* GIVEN INSTRUCTION: Omit all pictures. Copy the rest of the material exactly.

Dataset items
>> begin

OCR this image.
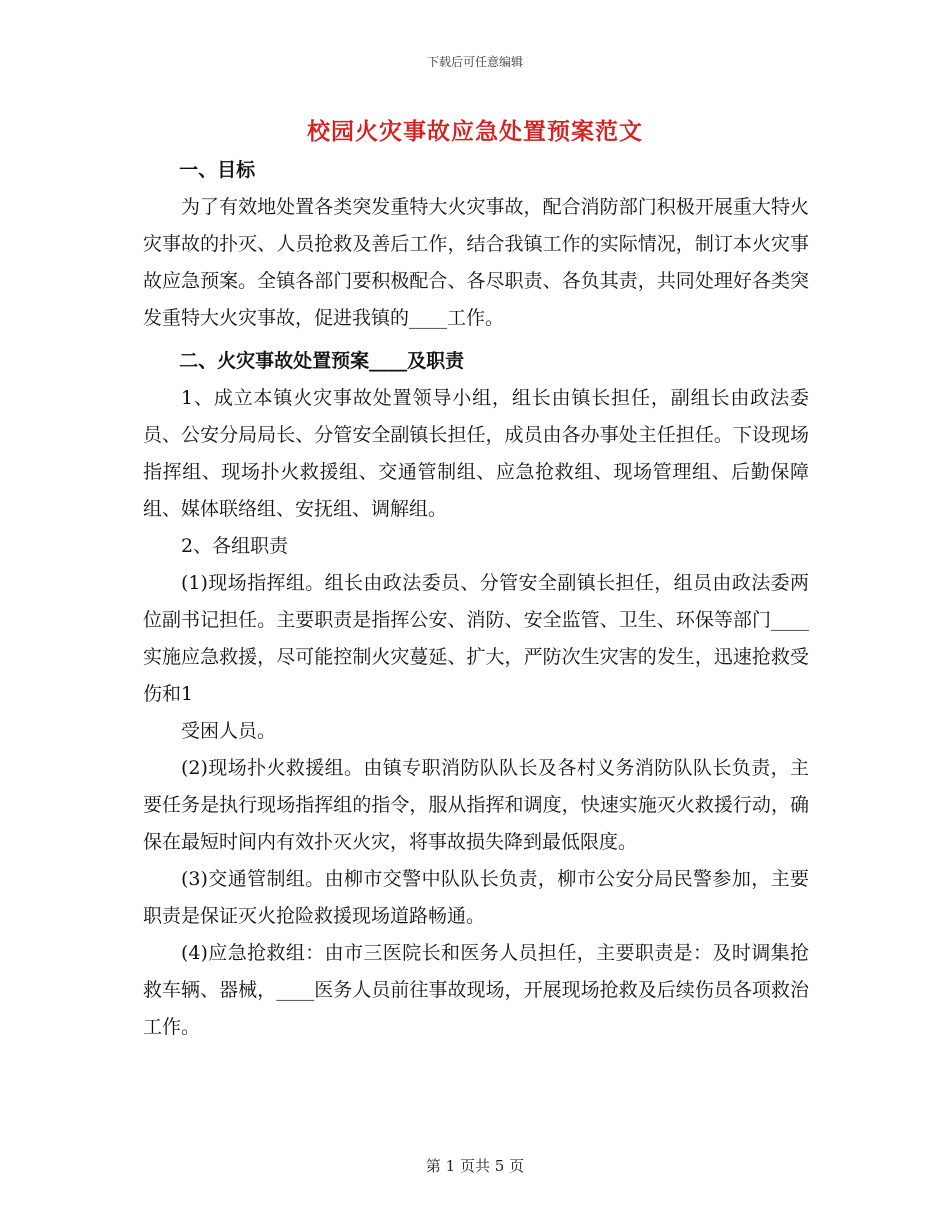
下载后可任意编辑
校园火灾事故应急处置预案范文

一、目标

为了有效地处置各类突发重特大火灾事故，配合消防部门积极开展重大特火灾事故的扑灭、人员抢救及善后工作，结合我镇工作的实际情况，制订本火灾事故应急预案。全镇各部门要积极配合、各尽职责、各负其责，共同处理好各类突发重特大火灾事故，促进我镇的____工作。

二、火灾事故处置预案____及职责

1、成立本镇火灾事故处置领导小组，组长由镇长担任，副组长由政法委员、公安分局局长、分管安全副镇长担任，成员由各办事处主任担任。下设现场指挥组、现场扑火救援组、交通管制组、应急抢救组、现场管理组、后勤保障组、媒体联络组、安抚组、调解组。

2、各组职责

(1)现场指挥组。组长由政法委员、分管安全副镇长担任，组员由政法委两位副书记担任。主要职责是指挥公安、消防、安全监管、卫生、环保等部门____实施应急救援，尽可能控制火灾蔓延、扩大，严防次生灾害的发生，迅速抢救受伤和1

受困人员。

(2)现场扑火救援组。由镇专职消防队队长及各村义务消防队队长负责，主要任务是执行现场指挥组的指令，服从指挥和调度，快速实施灭火救援行动，确保在最短时间内有效扑灭火灾，将事故损失降到最低限度。

(3)交通管制组。由柳市交警中队队长负责，柳市公安分局民警参加，主要职责是保证灭火抢险救援现场道路畅通。

(4)应急抢救组：由市三医院长和医务人员担任，主要职责是：及时调集抢救车辆、器械，____医务人员前往事故现场，开展现场抢救及后续伤员各项救治工作。

第 1 页共 5 页
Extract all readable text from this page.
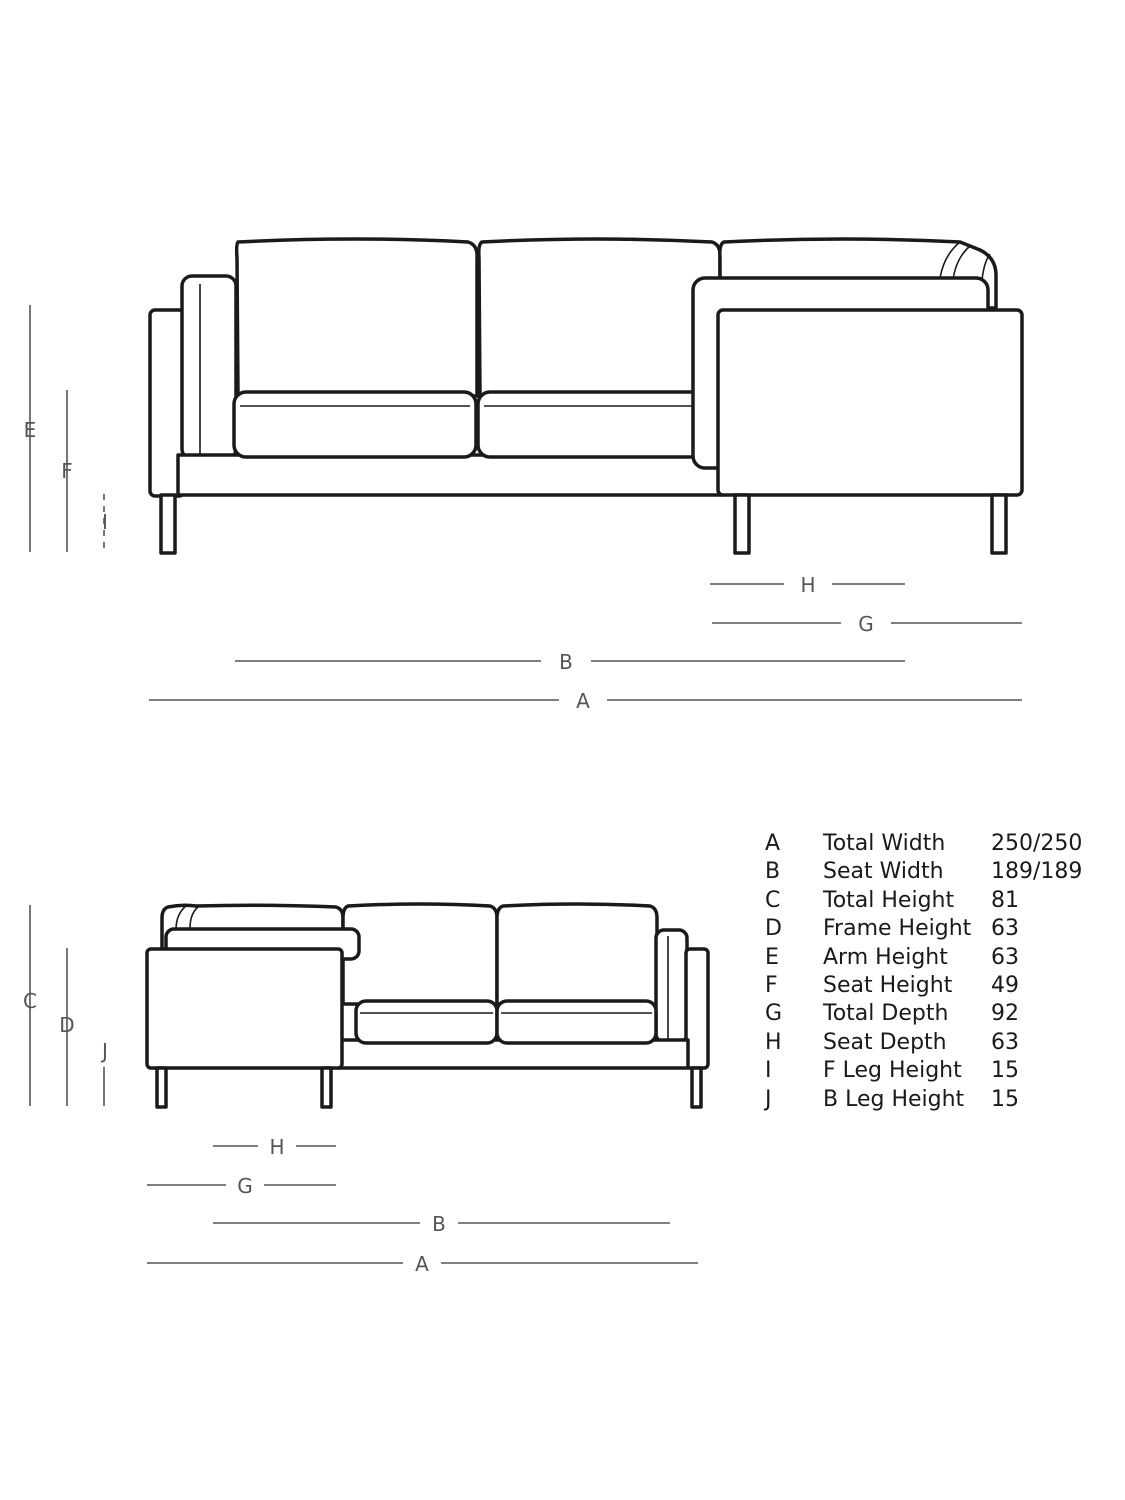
E
F
I
H
G
B
A
C
D
J
H
G
B
A
A	Total Width	250/250
B	Seat Width	189/189
C	Total Height	81
D	Frame Height 63
E	Arm Height	63
F	Seat Height	49
G	Total Depth	92
H	Seat Depth	63
I	F Leg Height	15
J	B Leg Height	15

>> end

* ANSWER FOR THIS EXERCISE:
OCR this image.
下载后可任意编辑
校园火灾事故应急处置预案范文

一、目标

为了有效地处置各类突发重特大火灾事故，配合消防部门积极开展重大特火灾事故的扑灭、人员抢救及善后工作，结合我镇工作的实际情况，制订本火灾事故应急预案。全镇各部门要积极配合、各尽职责、各负其责，共同处理好各类突发重特大火灾事故，促进我镇的____工作。

二、火灾事故处置预案____及职责

1、成立本镇火灾事故处置领导小组，组长由镇长担任，副组长由政法委员、公安分局局长、分管安全副镇长担任，成员由各办事处主任担任。下设现场指挥组、现场扑火救援组、交通管制组、应急抢救组、现场管理组、后勤保障组、媒体联络组、安抚组、调解组。

2、各组职责

(1)现场指挥组。组长由政法委员、分管安全副镇长担任，组员由政法委两位副书记担任。主要职责是指挥公安、消防、安全监管、卫生、环保等部门____实施应急救援，尽可能控制火灾蔓延、扩大，严防次生灾害的发生，迅速抢救受伤和1

受困人员。

(2)现场扑火救援组。由镇专职消防队队长及各村义务消防队队长负责，主要任务是执行现场指挥组的指令，服从指挥和调度，快速实施灭火救援行动，确保在最短时间内有效扑灭火灾，将事故损失降到最低限度。

(3)交通管制组。由柳市交警中队队长负责，柳市公安分局民警参加，主要职责是保证灭火抢险救援现场道路畅通。

(4)应急抢救组：由市三医院长和医务人员担任，主要职责是：及时调集抢救车辆、器械，____医务人员前往事故现场，开展现场抢救及后续伤员各项救治工作。

第 1 页共 5 页
Extract all readable text from this page.
E
F
I
H
G
B
A
C
D
J
H
G
B
A
A	Total Width	250/250
B	Seat Width	189/189
C	Total Height	81
D	Frame Height 63
E	Arm Height	63
F	Seat Height	49
G	Total Depth	92
H	Seat Depth	63
I	F Leg Height	15
J	B Leg Height	15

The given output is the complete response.